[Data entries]
***

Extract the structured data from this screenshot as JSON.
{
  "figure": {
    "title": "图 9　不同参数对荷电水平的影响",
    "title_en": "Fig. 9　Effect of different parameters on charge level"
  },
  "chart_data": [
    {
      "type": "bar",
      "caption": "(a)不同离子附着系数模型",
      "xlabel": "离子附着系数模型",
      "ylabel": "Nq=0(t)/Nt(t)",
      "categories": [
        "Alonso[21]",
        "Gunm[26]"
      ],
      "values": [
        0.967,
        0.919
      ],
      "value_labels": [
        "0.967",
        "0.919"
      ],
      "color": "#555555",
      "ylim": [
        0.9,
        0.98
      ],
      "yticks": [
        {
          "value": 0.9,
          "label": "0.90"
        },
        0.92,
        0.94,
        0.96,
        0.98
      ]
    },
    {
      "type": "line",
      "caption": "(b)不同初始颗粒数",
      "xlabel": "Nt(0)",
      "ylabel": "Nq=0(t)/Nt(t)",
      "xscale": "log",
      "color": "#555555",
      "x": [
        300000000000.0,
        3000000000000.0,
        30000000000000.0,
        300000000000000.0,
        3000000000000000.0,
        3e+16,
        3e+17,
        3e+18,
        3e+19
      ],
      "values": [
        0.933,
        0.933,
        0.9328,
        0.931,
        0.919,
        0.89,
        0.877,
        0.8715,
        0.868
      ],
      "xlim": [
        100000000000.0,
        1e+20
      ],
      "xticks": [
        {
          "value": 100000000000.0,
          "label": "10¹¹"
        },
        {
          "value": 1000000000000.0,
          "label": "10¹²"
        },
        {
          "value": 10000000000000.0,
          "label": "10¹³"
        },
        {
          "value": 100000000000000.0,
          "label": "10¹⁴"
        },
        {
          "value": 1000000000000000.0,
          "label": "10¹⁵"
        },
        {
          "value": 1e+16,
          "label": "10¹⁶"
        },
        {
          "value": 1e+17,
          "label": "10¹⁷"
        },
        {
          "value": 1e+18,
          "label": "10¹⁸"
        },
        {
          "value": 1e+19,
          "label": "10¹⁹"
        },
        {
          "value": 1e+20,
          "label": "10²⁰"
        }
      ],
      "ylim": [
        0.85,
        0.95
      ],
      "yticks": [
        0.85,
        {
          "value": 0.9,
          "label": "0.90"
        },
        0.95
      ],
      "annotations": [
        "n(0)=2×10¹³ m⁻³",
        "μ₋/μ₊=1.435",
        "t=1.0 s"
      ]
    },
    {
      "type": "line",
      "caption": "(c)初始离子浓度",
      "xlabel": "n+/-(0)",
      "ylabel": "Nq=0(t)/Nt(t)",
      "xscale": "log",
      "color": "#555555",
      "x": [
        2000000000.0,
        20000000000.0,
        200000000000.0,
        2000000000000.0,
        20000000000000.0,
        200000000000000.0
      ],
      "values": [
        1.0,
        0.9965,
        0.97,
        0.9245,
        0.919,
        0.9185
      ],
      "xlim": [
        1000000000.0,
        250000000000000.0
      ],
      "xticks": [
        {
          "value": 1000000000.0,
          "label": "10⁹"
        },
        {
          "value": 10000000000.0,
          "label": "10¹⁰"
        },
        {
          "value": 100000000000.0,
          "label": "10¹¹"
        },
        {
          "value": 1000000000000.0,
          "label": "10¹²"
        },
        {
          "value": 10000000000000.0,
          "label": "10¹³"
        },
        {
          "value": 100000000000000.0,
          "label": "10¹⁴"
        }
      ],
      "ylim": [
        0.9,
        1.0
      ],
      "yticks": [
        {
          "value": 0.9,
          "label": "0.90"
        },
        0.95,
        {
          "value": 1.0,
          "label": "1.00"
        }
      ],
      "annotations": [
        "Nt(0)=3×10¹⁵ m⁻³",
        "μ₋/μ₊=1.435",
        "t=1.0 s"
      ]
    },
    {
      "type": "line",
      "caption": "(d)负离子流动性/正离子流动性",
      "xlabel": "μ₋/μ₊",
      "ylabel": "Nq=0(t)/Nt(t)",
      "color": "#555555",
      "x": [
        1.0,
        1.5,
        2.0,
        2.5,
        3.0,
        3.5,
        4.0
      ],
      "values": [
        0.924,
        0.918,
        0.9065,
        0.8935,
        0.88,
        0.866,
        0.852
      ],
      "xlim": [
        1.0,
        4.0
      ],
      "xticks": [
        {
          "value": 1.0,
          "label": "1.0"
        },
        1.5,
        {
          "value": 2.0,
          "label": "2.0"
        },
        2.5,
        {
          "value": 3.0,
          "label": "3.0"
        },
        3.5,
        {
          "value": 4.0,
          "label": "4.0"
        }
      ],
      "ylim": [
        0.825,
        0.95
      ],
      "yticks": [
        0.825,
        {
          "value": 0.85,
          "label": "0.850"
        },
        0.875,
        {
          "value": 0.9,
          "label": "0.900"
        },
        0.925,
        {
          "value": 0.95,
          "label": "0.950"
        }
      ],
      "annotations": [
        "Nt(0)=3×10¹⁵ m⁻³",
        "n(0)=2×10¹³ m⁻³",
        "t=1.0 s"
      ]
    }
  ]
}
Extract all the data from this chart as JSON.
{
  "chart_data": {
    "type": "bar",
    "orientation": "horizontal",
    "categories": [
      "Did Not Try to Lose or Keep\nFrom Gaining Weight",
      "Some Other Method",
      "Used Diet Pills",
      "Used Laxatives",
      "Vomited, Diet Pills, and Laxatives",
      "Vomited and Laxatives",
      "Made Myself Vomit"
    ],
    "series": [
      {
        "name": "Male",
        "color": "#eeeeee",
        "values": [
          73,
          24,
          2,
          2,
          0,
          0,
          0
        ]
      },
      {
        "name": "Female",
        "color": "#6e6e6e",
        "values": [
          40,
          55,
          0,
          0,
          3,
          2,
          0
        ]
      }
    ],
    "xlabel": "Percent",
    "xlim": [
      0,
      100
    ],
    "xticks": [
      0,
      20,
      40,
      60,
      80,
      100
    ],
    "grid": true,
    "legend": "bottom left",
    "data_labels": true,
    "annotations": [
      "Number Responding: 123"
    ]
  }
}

***

TASK: From the line that contains "Extract all the data from this chart as JSON." down to the last line of the listing above, repeat each line exactly, and include nothing else.

RESULT:
Extract all the data from this chart as JSON.
{
  "chart_data": {
    "type": "bar",
    "orientation": "horizontal",
    "categories": [
      "Did Not Try to Lose or Keep\nFrom Gaining Weight",
      "Some Other Method",
      "Used Diet Pills",
      "Used Laxatives",
      "Vomited, Diet Pills, and Laxatives",
      "Vomited and Laxatives",
      "Made Myself Vomit"
    ],
    "series": [
      {
        "name": "Male",
        "color": "#eeeeee",
        "values": [
          73,
          24,
          2,
          2,
          0,
          0,
          0
        ]
      },
      {
        "name": "Female",
        "color": "#6e6e6e",
        "values": [
          40,
          55,
          0,
          0,
          3,
          2,
          0
        ]
      }
    ],
    "xlabel": "Percent",
    "xlim": [
      0,
      100
    ],
    "xticks": [
      0,
      20,
      40,
      60,
      80,
      100
    ],
    "grid": true,
    "legend": "bottom left",
    "data_labels": true,
    "annotations": [
      "Number Responding: 123"
    ]
  }
}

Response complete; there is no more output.